**Saved data entries:**
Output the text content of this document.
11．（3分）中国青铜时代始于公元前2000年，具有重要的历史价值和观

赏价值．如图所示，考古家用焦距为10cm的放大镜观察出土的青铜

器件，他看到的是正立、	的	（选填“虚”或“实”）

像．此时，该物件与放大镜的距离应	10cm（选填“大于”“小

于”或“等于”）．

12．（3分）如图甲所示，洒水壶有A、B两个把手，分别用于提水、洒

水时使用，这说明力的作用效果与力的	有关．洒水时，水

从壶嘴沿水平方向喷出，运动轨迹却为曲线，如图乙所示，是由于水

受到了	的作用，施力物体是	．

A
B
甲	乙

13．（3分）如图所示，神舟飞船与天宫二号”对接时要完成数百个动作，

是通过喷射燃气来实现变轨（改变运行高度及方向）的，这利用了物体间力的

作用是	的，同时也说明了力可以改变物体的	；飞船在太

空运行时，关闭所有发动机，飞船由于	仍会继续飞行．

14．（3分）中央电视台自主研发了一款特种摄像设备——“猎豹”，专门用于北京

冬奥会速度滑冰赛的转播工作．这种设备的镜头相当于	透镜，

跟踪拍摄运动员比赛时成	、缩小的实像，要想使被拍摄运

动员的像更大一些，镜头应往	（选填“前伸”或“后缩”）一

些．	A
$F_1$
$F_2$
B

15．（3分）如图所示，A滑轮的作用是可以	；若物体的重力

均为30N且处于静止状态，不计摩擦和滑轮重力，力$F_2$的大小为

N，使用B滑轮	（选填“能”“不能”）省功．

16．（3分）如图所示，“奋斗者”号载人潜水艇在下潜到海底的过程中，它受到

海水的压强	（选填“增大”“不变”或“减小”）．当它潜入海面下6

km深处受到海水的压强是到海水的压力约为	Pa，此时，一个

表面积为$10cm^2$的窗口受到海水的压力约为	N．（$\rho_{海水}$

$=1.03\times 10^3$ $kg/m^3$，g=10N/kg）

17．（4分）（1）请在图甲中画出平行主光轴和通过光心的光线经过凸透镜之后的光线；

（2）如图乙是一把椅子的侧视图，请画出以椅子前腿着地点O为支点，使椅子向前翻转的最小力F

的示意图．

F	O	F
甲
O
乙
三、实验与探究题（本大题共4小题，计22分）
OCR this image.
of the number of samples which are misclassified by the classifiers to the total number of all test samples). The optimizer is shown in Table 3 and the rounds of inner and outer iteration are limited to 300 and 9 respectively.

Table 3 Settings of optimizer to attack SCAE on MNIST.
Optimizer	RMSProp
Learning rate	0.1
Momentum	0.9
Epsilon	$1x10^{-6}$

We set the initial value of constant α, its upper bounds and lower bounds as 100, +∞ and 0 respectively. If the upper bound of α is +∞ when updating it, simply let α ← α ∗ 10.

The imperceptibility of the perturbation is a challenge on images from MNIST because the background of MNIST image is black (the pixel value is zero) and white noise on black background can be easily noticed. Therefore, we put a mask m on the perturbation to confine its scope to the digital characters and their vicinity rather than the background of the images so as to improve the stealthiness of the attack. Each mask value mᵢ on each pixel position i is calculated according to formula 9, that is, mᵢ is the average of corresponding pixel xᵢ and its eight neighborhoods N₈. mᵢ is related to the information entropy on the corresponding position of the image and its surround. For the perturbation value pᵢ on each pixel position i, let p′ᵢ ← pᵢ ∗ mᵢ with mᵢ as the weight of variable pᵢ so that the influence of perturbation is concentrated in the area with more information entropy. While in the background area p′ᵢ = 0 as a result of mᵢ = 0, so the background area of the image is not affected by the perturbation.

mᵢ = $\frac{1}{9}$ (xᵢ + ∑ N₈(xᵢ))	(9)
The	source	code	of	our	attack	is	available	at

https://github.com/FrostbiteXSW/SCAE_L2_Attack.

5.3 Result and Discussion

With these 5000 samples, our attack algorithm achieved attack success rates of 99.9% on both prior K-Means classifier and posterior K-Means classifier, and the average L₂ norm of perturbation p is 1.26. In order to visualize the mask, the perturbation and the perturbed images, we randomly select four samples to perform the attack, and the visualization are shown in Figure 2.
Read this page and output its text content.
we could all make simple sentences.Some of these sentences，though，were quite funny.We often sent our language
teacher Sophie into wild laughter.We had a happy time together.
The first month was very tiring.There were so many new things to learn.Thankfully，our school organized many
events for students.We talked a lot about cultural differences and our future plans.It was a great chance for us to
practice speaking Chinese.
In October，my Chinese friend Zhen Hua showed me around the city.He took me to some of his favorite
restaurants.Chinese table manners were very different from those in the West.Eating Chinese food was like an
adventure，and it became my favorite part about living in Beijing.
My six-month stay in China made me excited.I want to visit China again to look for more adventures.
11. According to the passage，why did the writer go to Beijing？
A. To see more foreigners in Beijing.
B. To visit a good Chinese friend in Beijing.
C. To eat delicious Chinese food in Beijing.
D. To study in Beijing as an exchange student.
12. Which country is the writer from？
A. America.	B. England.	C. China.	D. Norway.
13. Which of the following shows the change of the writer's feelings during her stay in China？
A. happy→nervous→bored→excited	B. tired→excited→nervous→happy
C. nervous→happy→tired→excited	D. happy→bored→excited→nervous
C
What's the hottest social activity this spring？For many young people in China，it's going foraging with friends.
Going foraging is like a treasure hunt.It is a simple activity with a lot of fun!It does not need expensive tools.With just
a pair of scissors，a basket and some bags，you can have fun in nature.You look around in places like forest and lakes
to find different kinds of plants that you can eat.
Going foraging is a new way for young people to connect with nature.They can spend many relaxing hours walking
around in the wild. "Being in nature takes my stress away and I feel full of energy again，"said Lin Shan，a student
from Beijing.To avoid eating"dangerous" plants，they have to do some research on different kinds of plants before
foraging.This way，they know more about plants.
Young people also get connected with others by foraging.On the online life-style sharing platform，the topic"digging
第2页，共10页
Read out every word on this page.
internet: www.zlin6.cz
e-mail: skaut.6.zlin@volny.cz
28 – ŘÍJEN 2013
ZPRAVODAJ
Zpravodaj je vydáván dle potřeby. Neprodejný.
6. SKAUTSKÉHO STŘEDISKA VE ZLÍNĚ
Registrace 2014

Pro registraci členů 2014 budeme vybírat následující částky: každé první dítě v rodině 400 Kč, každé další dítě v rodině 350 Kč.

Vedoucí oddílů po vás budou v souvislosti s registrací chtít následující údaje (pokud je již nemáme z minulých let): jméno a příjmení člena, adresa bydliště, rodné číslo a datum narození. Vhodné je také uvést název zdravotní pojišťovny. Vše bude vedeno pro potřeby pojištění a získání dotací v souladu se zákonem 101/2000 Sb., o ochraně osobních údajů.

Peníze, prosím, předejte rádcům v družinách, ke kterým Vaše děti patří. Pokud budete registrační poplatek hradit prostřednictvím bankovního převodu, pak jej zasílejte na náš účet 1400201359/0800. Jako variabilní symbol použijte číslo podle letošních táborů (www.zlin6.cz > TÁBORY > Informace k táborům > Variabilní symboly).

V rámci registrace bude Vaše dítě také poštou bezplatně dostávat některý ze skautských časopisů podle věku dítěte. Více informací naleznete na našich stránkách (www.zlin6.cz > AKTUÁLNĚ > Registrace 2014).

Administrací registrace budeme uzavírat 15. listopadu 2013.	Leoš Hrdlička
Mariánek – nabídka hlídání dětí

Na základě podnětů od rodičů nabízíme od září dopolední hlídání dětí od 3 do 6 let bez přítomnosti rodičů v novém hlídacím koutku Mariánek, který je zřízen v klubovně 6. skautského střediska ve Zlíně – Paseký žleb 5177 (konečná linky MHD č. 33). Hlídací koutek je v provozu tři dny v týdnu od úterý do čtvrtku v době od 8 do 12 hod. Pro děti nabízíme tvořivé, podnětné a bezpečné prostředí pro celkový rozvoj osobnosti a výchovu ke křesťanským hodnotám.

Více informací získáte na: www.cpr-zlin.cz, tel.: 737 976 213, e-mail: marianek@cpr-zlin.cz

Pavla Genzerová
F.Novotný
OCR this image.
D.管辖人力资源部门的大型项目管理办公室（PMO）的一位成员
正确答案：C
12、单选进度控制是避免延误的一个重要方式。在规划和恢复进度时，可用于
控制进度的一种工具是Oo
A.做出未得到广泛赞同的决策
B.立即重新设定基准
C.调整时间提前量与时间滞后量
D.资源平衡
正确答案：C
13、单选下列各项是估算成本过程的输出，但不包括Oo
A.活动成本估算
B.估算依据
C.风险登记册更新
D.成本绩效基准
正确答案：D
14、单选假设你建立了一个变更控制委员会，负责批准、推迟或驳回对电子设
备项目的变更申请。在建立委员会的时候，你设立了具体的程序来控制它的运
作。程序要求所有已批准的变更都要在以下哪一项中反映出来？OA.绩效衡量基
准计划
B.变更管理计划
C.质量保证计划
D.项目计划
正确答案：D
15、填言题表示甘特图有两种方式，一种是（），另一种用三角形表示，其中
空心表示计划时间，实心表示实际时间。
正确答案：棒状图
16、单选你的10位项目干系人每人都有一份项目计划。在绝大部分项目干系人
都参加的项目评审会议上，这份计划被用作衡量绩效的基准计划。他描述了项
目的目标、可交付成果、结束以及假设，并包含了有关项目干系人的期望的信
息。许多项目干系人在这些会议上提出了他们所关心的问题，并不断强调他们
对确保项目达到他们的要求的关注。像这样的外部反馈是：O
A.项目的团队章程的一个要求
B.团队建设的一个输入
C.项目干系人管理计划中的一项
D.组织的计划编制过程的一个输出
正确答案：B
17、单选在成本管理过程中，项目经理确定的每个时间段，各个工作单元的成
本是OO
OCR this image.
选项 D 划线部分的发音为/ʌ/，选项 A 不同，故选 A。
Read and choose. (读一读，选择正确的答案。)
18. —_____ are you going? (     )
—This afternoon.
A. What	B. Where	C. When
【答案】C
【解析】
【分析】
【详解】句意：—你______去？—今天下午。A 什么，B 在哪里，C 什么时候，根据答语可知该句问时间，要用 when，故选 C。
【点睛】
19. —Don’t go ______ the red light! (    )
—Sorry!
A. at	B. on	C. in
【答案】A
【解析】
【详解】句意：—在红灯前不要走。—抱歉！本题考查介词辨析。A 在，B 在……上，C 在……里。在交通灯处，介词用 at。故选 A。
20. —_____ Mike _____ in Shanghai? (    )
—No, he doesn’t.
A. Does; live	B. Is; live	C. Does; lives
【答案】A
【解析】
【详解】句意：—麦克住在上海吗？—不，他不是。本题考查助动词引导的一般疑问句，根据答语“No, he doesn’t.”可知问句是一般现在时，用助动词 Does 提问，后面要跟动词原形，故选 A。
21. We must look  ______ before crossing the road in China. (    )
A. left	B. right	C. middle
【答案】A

**Task:** Using the records above, copy every line that has the word "nature" in it.

**Solution to this problem:**
a pair of scissors，a basket and some bags，you can have fun in nature.You look around in places like forest and lakes
Going foraging is a new way for young people to connect with nature.They can spend many relaxing hours walking
around in the wild. "Being in nature takes my stress away and I feel full of energy again，"said Lin Shan，a student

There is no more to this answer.